* Begin Data provided *

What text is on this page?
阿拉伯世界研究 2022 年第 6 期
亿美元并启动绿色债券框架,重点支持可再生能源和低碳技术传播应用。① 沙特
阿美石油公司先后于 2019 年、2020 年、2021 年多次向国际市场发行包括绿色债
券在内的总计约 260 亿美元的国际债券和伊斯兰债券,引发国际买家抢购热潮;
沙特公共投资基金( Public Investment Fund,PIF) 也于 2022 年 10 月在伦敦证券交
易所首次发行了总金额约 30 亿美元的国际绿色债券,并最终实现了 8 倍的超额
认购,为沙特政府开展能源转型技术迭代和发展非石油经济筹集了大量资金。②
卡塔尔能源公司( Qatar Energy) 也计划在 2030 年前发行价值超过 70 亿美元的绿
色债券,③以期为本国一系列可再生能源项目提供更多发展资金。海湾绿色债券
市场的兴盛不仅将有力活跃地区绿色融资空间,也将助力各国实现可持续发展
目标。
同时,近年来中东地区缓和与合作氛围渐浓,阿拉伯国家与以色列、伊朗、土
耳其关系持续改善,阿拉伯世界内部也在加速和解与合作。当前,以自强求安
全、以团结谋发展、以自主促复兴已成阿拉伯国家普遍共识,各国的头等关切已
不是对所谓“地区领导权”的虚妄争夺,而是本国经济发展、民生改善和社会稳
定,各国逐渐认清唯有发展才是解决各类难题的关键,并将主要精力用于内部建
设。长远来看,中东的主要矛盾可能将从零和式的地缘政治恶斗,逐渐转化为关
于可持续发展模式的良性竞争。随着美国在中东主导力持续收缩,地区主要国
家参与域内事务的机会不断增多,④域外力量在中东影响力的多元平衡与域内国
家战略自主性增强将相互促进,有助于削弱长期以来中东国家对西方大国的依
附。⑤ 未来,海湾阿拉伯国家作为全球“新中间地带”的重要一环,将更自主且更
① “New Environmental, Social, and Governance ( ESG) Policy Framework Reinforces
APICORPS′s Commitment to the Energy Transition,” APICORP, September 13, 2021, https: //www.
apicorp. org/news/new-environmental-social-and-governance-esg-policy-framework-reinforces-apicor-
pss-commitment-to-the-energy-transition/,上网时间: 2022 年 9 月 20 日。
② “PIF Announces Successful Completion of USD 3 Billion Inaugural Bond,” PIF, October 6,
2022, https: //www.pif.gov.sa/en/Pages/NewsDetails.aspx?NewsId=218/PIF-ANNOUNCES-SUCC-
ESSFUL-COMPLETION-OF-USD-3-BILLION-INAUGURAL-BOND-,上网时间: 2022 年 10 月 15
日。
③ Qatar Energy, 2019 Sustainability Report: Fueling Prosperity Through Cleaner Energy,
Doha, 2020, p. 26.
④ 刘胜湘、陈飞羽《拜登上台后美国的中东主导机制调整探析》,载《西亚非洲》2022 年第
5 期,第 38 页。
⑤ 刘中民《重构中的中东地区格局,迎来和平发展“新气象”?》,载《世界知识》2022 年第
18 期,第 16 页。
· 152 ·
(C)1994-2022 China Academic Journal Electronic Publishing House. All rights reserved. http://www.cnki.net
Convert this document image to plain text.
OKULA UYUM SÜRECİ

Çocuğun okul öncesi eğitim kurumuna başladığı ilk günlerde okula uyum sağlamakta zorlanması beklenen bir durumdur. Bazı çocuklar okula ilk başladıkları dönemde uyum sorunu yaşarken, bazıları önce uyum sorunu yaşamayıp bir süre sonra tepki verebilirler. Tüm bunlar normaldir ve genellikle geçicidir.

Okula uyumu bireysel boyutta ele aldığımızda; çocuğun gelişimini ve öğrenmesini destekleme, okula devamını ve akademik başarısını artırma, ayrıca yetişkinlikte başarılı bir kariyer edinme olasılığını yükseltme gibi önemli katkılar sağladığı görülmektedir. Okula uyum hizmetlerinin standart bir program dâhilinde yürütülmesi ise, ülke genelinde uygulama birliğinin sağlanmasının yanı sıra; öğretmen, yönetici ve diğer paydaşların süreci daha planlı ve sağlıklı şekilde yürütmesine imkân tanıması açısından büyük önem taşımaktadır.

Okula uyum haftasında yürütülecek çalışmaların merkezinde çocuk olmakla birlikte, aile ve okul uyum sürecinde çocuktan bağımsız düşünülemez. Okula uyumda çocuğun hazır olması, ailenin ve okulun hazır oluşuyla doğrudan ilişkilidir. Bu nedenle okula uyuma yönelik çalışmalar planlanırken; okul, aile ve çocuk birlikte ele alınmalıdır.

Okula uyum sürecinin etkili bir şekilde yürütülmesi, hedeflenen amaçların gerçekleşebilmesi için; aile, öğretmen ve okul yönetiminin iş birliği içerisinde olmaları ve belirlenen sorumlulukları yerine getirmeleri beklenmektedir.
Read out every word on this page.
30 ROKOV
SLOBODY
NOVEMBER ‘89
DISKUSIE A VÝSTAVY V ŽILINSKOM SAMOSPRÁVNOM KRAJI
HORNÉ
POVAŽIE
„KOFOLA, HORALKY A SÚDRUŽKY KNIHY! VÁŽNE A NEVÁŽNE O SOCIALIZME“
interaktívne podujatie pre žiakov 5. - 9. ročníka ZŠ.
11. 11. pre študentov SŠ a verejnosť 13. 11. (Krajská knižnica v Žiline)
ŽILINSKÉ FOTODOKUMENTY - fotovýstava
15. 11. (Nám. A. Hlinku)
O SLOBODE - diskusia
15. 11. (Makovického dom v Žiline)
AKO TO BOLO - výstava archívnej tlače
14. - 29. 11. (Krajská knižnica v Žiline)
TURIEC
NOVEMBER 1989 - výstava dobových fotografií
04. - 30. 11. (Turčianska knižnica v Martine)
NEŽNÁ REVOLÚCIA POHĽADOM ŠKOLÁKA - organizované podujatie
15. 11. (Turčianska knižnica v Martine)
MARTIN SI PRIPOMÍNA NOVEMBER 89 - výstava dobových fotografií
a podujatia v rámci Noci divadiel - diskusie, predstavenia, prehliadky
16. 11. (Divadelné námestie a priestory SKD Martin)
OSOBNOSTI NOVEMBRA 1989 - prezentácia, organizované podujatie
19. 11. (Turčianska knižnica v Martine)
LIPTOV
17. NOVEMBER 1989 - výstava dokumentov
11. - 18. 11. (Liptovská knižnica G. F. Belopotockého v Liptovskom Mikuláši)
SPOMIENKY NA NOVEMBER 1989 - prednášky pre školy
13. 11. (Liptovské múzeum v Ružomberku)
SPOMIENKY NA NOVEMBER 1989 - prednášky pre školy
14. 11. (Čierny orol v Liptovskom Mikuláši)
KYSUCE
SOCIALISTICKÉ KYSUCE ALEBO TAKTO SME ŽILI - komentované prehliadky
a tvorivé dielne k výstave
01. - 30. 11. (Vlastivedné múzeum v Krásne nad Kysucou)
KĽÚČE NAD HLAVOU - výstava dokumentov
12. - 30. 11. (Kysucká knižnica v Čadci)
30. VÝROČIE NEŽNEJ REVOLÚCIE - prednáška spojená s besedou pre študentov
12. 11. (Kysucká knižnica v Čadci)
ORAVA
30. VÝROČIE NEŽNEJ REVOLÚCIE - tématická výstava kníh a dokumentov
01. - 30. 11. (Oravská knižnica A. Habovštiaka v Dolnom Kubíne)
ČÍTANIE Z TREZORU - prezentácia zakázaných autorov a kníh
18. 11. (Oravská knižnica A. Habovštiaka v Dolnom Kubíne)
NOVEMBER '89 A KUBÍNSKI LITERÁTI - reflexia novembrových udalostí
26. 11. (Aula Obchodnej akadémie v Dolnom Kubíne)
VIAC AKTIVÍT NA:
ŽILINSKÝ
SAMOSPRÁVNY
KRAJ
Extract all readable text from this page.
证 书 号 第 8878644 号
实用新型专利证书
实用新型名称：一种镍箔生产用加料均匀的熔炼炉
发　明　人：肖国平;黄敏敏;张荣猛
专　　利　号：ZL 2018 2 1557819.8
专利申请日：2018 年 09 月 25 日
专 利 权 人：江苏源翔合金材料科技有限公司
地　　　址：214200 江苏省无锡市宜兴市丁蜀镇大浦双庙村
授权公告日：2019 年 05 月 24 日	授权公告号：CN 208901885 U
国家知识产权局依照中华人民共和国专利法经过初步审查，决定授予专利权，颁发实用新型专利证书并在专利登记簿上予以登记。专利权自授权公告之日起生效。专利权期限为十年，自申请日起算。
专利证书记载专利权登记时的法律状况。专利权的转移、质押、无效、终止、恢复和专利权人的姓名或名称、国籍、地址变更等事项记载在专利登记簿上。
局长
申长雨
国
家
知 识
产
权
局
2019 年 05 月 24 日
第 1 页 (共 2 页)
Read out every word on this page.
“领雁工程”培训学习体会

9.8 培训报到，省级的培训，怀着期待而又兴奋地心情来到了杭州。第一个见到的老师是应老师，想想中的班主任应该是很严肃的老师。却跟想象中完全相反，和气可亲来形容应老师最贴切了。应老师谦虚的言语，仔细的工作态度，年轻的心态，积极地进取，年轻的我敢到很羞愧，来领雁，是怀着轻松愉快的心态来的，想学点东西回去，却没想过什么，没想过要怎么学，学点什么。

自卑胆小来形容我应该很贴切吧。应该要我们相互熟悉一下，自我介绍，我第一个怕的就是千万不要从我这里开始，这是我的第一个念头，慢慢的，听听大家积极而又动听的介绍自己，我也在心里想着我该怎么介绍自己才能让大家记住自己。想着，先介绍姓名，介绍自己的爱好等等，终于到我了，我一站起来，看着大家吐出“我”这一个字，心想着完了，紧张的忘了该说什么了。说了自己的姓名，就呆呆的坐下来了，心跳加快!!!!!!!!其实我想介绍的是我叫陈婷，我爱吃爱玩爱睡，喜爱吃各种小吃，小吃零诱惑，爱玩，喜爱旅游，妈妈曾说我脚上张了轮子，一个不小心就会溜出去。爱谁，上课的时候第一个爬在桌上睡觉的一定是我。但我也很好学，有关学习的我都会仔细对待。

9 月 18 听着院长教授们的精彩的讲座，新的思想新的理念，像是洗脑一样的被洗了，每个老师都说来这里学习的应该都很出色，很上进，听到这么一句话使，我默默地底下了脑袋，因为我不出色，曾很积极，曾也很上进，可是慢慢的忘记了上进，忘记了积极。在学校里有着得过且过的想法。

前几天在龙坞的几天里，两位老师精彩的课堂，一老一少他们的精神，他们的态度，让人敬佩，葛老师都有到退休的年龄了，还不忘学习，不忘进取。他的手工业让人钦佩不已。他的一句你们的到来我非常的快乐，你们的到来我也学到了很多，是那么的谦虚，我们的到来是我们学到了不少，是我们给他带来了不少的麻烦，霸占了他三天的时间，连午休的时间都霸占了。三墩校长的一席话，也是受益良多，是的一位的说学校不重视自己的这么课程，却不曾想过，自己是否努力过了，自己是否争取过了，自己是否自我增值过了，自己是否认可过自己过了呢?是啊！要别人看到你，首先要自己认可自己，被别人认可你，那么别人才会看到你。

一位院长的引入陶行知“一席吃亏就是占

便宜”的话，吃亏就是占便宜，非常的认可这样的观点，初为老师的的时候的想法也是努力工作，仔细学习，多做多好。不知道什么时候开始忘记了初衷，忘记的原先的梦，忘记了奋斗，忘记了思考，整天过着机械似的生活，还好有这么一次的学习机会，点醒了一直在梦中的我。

* End Data provided *

# Problem statement
Above is a listing; report how many of its lines include the word "上网时间", giving the number only.

# The solution
2